EXERCISE DIRECTIONS:
Write out each entry again. Keep every word exactly as it is.

---------- RECORDS FOR THIS EXERCISE

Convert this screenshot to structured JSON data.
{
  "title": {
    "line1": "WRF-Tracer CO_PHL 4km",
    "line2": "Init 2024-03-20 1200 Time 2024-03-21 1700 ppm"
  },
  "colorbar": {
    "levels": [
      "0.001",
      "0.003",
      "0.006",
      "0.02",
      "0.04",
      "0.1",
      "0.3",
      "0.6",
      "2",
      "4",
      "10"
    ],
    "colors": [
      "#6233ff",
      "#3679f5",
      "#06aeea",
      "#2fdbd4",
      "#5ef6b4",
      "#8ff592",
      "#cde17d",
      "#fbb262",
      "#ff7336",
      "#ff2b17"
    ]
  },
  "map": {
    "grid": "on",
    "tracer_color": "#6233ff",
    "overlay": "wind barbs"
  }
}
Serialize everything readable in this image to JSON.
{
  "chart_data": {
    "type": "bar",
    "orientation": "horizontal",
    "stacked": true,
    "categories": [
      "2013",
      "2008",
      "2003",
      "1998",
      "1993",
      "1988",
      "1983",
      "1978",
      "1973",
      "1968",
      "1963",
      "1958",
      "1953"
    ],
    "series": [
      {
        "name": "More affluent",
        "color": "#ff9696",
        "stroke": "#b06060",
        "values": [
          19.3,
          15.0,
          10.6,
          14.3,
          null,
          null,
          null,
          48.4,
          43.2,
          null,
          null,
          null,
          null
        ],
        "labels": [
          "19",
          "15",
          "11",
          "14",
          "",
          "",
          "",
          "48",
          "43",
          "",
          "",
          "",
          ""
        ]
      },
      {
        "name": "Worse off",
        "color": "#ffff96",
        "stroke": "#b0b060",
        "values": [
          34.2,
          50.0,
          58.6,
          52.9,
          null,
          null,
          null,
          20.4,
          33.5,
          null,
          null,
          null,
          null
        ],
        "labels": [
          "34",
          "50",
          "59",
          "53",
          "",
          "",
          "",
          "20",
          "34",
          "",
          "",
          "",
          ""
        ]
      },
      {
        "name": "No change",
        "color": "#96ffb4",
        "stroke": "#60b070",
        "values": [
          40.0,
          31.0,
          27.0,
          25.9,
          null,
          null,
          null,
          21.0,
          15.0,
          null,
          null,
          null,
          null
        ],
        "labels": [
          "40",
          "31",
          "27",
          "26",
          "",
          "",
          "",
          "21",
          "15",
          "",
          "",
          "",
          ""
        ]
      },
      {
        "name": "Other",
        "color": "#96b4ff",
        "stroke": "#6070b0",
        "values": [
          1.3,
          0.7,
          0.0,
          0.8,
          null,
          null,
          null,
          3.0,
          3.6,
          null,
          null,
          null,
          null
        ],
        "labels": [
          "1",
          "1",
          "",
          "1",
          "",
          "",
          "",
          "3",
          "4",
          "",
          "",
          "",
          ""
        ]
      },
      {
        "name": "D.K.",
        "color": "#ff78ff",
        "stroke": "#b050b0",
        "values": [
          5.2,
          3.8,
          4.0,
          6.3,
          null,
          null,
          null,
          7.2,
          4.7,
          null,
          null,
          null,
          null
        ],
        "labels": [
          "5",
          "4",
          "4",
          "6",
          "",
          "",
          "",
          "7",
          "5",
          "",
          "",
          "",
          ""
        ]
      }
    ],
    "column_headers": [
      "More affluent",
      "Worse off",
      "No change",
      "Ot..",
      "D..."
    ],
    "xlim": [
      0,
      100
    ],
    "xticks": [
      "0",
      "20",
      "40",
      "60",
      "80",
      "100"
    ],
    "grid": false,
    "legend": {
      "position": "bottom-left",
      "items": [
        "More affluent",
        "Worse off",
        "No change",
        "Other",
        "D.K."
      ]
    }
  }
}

--------------------

REPLY TO THE EXERCISE:
Convert this screenshot to structured JSON data.
{
  "title": {
    "line1": "WRF-Tracer CO_PHL 4km",
    "line2": "Init 2024-03-20 1200 Time 2024-03-21 1700 ppm"
  },
  "colorbar": {
    "levels": [
      "0.001",
      "0.003",
      "0.006",
      "0.02",
      "0.04",
      "0.1",
      "0.3",
      "0.6",
      "2",
      "4",
      "10"
    ],
    "colors": [
      "#6233ff",
      "#3679f5",
      "#06aeea",
      "#2fdbd4",
      "#5ef6b4",
      "#8ff592",
      "#cde17d",
      "#fbb262",
      "#ff7336",
      "#ff2b17"
    ]
  },
  "map": {
    "grid": "on",
    "tracer_color": "#6233ff",
    "overlay": "wind barbs"
  }
}
Serialize everything readable in this image to JSON.
{
  "chart_data": {
    "type": "bar",
    "orientation": "horizontal",
    "stacked": true,
    "categories": [
      "2013",
      "2008",
      "2003",
      "1998",
      "1993",
      "1988",
      "1983",
      "1978",
      "1973",
      "1968",
      "1963",
      "1958",
      "1953"
    ],
    "series": [
      {
        "name": "More affluent",
        "color": "#ff9696",
        "stroke": "#b06060",
        "values": [
          19.3,
          15.0,
          10.6,
          14.3,
          null,
          null,
          null,
          48.4,
          43.2,
          null,
          null,
          null,
          null
        ],
        "labels": [
          "19",
          "15",
          "11",
          "14",
          "",
          "",
          "",
          "48",
          "43",
          "",
          "",
          "",
          ""
        ]
      },
      {
        "name": "Worse off",
        "color": "#ffff96",
        "stroke": "#b0b060",
        "values": [
          34.2,
          50.0,
          58.6,
          52.9,
          null,
          null,
          null,
          20.4,
          33.5,
          null,
          null,
          null,
          null
        ],
        "labels": [
          "34",
          "50",
          "59",
          "53",
          "",
          "",
          "",
          "20",
          "34",
          "",
          "",
          "",
          ""
        ]
      },
      {
        "name": "No change",
        "color": "#96ffb4",
        "stroke": "#60b070",
        "values": [
          40.0,
          31.0,
          27.0,
          25.9,
          null,
          null,
          null,
          21.0,
          15.0,
          null,
          null,
          null,
          null
        ],
        "labels": [
          "40",
          "31",
          "27",
          "26",
          "",
          "",
          "",
          "21",
          "15",
          "",
          "",
          "",
          ""
        ]
      },
      {
        "name": "Other",
        "color": "#96b4ff",
        "stroke": "#6070b0",
        "values": [
          1.3,
          0.7,
          0.0,
          0.8,
          null,
          null,
          null,
          3.0,
          3.6,
          null,
          null,
          null,
          null
        ],
        "labels": [
          "1",
          "1",
          "",
          "1",
          "",
          "",
          "",
          "3",
          "4",
          "",
          "",
          "",
          ""
        ]
      },
      {
        "name": "D.K.",
        "color": "#ff78ff",
        "stroke": "#b050b0",
        "values": [
          5.2,
          3.8,
          4.0,
          6.3,
          null,
          null,
          null,
          7.2,
          4.7,
          null,
          null,
          null,
          null
        ],
        "labels": [
          "5",
          "4",
          "4",
          "6",
          "",
          "",
          "",
          "7",
          "5",
          "",
          "",
          "",
          ""
        ]
      }
    ],
    "column_headers": [
      "More affluent",
      "Worse off",
      "No change",
      "Ot..",
      "D..."
    ],
    "xlim": [
      0,
      100
    ],
    "xticks": [
      "0",
      "20",
      "40",
      "60",
      "80",
      "100"
    ],
    "grid": false,
    "legend": {
      "position": "bottom-left",
      "items": [
        "More affluent",
        "Worse off",
        "No change",
        "Other",
        "D.K."
      ]
    }
  }
}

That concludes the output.